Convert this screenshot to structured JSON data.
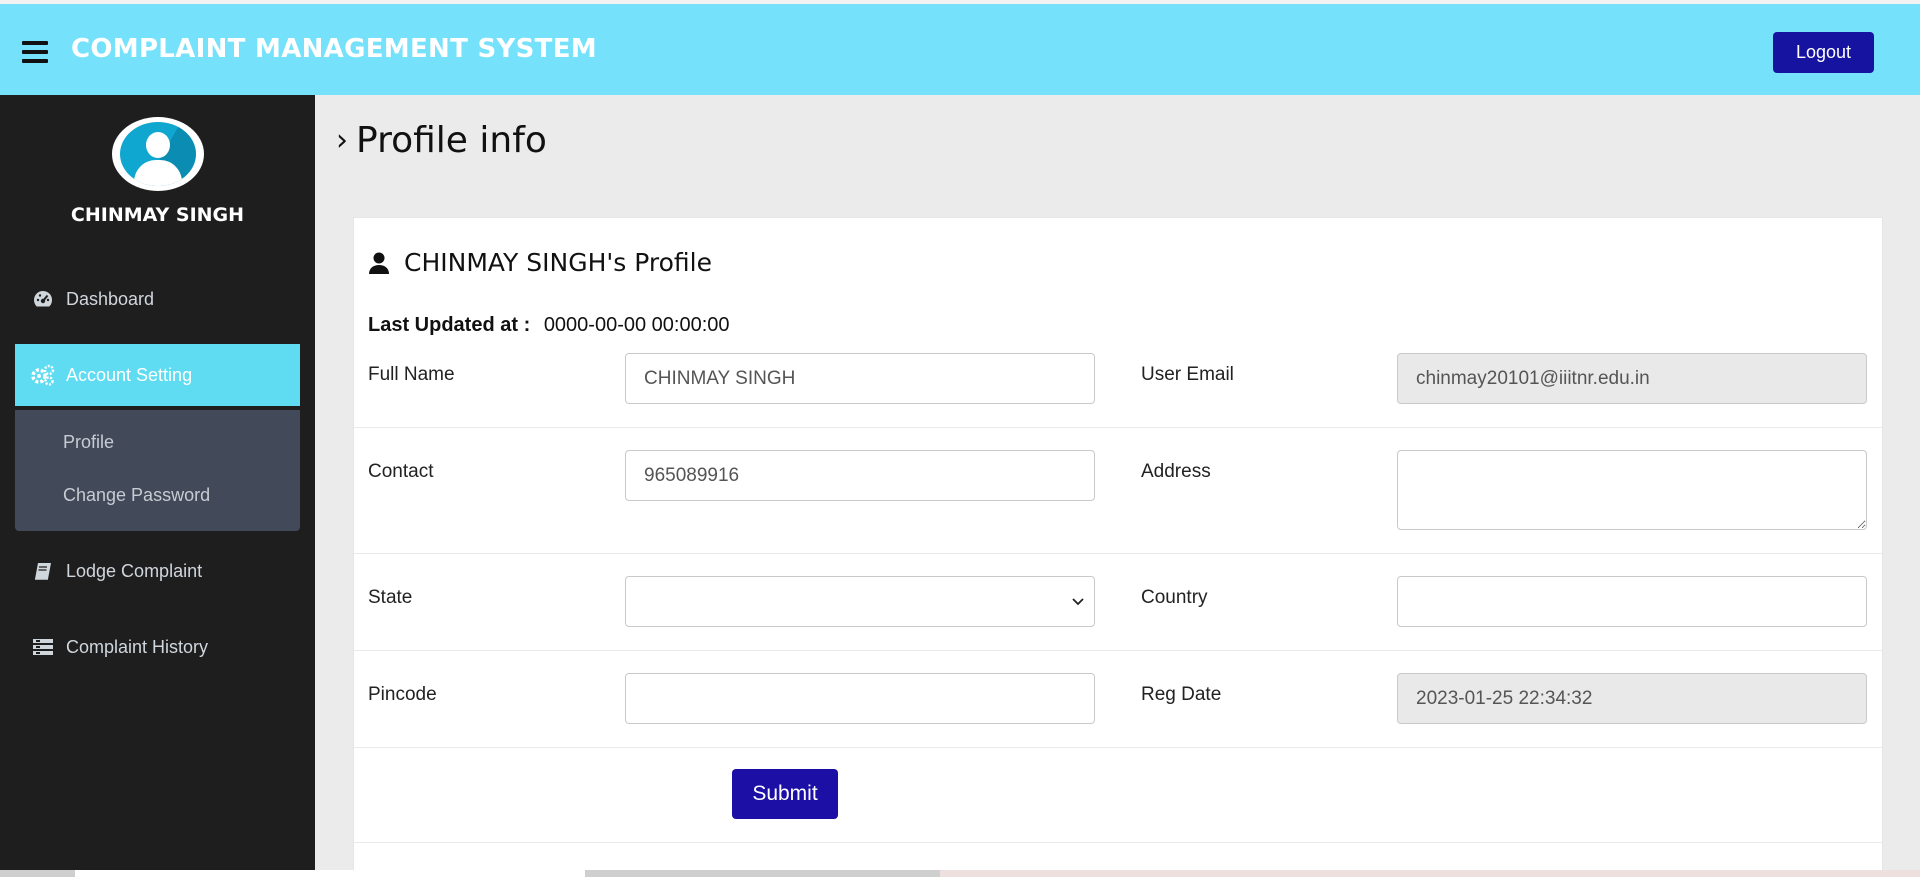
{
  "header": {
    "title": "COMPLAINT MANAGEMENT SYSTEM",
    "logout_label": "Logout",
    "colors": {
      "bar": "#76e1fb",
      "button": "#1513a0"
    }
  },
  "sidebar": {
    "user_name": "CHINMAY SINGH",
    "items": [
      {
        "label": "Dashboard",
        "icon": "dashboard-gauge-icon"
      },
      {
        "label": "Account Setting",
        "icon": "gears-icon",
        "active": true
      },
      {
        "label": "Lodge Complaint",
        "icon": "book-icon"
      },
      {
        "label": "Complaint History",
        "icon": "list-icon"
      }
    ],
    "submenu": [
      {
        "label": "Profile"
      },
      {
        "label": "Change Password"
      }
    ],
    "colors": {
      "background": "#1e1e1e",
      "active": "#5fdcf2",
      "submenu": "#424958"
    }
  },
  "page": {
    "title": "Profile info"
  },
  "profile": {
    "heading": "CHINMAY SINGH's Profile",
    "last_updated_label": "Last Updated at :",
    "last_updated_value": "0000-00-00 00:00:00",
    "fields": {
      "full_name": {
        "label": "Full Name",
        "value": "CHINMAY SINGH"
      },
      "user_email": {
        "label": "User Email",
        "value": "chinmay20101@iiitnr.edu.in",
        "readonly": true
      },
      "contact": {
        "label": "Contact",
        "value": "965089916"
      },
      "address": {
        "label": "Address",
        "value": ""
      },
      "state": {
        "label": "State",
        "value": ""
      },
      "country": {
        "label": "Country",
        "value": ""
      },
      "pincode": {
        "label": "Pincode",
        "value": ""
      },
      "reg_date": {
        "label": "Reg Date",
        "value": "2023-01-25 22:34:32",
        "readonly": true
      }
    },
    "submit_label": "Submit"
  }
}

::::

WHAT IS REQUIRED.
Select and copy each line from the data that includes the word "SINGH".

COMPLETE OUTPUT.
    "user_name": "CHINMAY SINGH",
    "heading": "CHINMAY SINGH's Profile",
        "value": "CHINMAY SINGH"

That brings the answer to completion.